* [WORK INSTRUCTIONS]: Can you retype every record below exactly as written?

Data records:
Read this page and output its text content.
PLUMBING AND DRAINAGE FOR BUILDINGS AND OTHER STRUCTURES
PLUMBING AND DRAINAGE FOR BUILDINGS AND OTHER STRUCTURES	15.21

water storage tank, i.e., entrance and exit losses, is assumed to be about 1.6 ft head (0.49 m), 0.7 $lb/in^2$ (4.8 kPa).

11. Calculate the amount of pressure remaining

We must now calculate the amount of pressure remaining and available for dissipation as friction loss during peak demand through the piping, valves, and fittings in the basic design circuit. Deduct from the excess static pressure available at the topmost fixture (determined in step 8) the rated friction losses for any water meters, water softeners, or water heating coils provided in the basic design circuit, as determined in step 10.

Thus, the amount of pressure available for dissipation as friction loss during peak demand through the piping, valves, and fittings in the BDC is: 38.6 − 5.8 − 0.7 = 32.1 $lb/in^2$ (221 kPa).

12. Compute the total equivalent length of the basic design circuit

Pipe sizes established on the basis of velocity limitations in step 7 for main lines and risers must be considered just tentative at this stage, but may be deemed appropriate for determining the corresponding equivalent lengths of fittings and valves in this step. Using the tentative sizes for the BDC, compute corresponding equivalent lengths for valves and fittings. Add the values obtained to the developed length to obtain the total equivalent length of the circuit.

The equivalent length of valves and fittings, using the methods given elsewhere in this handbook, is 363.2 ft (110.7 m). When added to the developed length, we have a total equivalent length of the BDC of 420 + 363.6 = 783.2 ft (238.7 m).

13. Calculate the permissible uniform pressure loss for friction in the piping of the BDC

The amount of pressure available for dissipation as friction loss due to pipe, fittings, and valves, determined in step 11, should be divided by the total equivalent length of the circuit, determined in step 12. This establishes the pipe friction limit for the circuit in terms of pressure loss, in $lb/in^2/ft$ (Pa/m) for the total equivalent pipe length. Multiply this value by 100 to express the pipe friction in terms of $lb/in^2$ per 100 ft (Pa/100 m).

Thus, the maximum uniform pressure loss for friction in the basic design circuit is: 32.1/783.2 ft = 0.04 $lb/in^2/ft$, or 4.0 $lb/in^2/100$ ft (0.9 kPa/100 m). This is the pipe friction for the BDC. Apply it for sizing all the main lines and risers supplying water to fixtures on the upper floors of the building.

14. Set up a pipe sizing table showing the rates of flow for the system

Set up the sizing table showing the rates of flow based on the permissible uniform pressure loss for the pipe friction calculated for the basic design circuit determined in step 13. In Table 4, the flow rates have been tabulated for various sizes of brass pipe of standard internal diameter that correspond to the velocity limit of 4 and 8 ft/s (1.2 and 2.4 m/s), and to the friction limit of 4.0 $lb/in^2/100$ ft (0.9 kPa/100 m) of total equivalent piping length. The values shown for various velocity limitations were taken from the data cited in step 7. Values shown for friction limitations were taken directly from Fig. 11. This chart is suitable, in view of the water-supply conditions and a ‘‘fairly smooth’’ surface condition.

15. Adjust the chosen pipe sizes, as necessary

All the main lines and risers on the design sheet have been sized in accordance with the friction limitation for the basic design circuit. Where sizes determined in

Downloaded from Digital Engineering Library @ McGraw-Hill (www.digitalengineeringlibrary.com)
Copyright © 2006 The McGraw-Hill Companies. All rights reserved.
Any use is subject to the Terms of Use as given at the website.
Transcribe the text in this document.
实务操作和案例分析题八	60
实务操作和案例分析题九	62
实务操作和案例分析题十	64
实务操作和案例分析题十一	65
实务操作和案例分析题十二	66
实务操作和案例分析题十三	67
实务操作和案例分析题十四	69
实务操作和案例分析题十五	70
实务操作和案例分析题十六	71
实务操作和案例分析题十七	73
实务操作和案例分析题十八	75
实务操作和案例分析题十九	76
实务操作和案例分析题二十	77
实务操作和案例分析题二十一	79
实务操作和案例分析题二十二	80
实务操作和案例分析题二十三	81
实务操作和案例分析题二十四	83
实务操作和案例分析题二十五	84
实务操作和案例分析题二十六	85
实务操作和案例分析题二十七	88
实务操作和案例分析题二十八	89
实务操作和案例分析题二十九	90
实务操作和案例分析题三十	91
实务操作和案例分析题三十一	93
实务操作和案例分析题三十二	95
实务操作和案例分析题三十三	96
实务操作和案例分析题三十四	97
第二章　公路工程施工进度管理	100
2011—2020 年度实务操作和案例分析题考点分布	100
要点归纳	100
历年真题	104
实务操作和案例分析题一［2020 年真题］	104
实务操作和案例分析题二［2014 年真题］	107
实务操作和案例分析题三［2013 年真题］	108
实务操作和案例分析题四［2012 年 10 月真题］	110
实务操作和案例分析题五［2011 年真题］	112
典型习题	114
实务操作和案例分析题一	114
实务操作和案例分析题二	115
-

* [RESPONSE TO THIS EXERCISE]:
Read this page and output its text content.
PLUMBING AND DRAINAGE FOR BUILDINGS AND OTHER STRUCTURES
PLUMBING AND DRAINAGE FOR BUILDINGS AND OTHER STRUCTURES	15.21

water storage tank, i.e., entrance and exit losses, is assumed to be about 1.6 ft head (0.49 m), 0.7 $lb/in^2$ (4.8 kPa).

11. Calculate the amount of pressure remaining

We must now calculate the amount of pressure remaining and available for dissipation as friction loss during peak demand through the piping, valves, and fittings in the basic design circuit. Deduct from the excess static pressure available at the topmost fixture (determined in step 8) the rated friction losses for any water meters, water softeners, or water heating coils provided in the basic design circuit, as determined in step 10.

Thus, the amount of pressure available for dissipation as friction loss during peak demand through the piping, valves, and fittings in the BDC is: 38.6 − 5.8 − 0.7 = 32.1 $lb/in^2$ (221 kPa).

12. Compute the total equivalent length of the basic design circuit

Pipe sizes established on the basis of velocity limitations in step 7 for main lines and risers must be considered just tentative at this stage, but may be deemed appropriate for determining the corresponding equivalent lengths of fittings and valves in this step. Using the tentative sizes for the BDC, compute corresponding equivalent lengths for valves and fittings. Add the values obtained to the developed length to obtain the total equivalent length of the circuit.

The equivalent length of valves and fittings, using the methods given elsewhere in this handbook, is 363.2 ft (110.7 m). When added to the developed length, we have a total equivalent length of the BDC of 420 + 363.6 = 783.2 ft (238.7 m).

13. Calculate the permissible uniform pressure loss for friction in the piping of the BDC

The amount of pressure available for dissipation as friction loss due to pipe, fittings, and valves, determined in step 11, should be divided by the total equivalent length of the circuit, determined in step 12. This establishes the pipe friction limit for the circuit in terms of pressure loss, in $lb/in^2/ft$ (Pa/m) for the total equivalent pipe length. Multiply this value by 100 to express the pipe friction in terms of $lb/in^2$ per 100 ft (Pa/100 m).

Thus, the maximum uniform pressure loss for friction in the basic design circuit is: 32.1/783.2 ft = 0.04 $lb/in^2/ft$, or 4.0 $lb/in^2/100$ ft (0.9 kPa/100 m). This is the pipe friction for the BDC. Apply it for sizing all the main lines and risers supplying water to fixtures on the upper floors of the building.

14. Set up a pipe sizing table showing the rates of flow for the system

Set up the sizing table showing the rates of flow based on the permissible uniform pressure loss for the pipe friction calculated for the basic design circuit determined in step 13. In Table 4, the flow rates have been tabulated for various sizes of brass pipe of standard internal diameter that correspond to the velocity limit of 4 and 8 ft/s (1.2 and 2.4 m/s), and to the friction limit of 4.0 $lb/in^2/100$ ft (0.9 kPa/100 m) of total equivalent piping length. The values shown for various velocity limitations were taken from the data cited in step 7. Values shown for friction limitations were taken directly from Fig. 11. This chart is suitable, in view of the water-supply conditions and a ‘‘fairly smooth’’ surface condition.

15. Adjust the chosen pipe sizes, as necessary

All the main lines and risers on the design sheet have been sized in accordance with the friction limitation for the basic design circuit. Where sizes determined in

Downloaded from Digital Engineering Library @ McGraw-Hill (www.digitalengineeringlibrary.com)
Copyright © 2006 The McGraw-Hill Companies. All rights reserved.
Any use is subject to the Terms of Use as given at the website.
Transcribe the text in this document.
实务操作和案例分析题八	60
实务操作和案例分析题九	62
实务操作和案例分析题十	64
实务操作和案例分析题十一	65
实务操作和案例分析题十二	66
实务操作和案例分析题十三	67
实务操作和案例分析题十四	69
实务操作和案例分析题十五	70
实务操作和案例分析题十六	71
实务操作和案例分析题十七	73
实务操作和案例分析题十八	75
实务操作和案例分析题十九	76
实务操作和案例分析题二十	77
实务操作和案例分析题二十一	79
实务操作和案例分析题二十二	80
实务操作和案例分析题二十三	81
实务操作和案例分析题二十四	83
实务操作和案例分析题二十五	84
实务操作和案例分析题二十六	85
实务操作和案例分析题二十七	88
实务操作和案例分析题二十八	89
实务操作和案例分析题二十九	90
实务操作和案例分析题三十	91
实务操作和案例分析题三十一	93
实务操作和案例分析题三十二	95
实务操作和案例分析题三十三	96
实务操作和案例分析题三十四	97
第二章　公路工程施工进度管理	100
2011—2020 年度实务操作和案例分析题考点分布	100
要点归纳	100
历年真题	104
实务操作和案例分析题一［2020 年真题］	104
实务操作和案例分析题二［2014 年真题］	107
实务操作和案例分析题三［2013 年真题］	108
实务操作和案例分析题四［2012 年 10 月真题］	110
实务操作和案例分析题五［2011 年真题］	112
典型习题	114
实务操作和案例分析题一	114
实务操作和案例分析题二	115
-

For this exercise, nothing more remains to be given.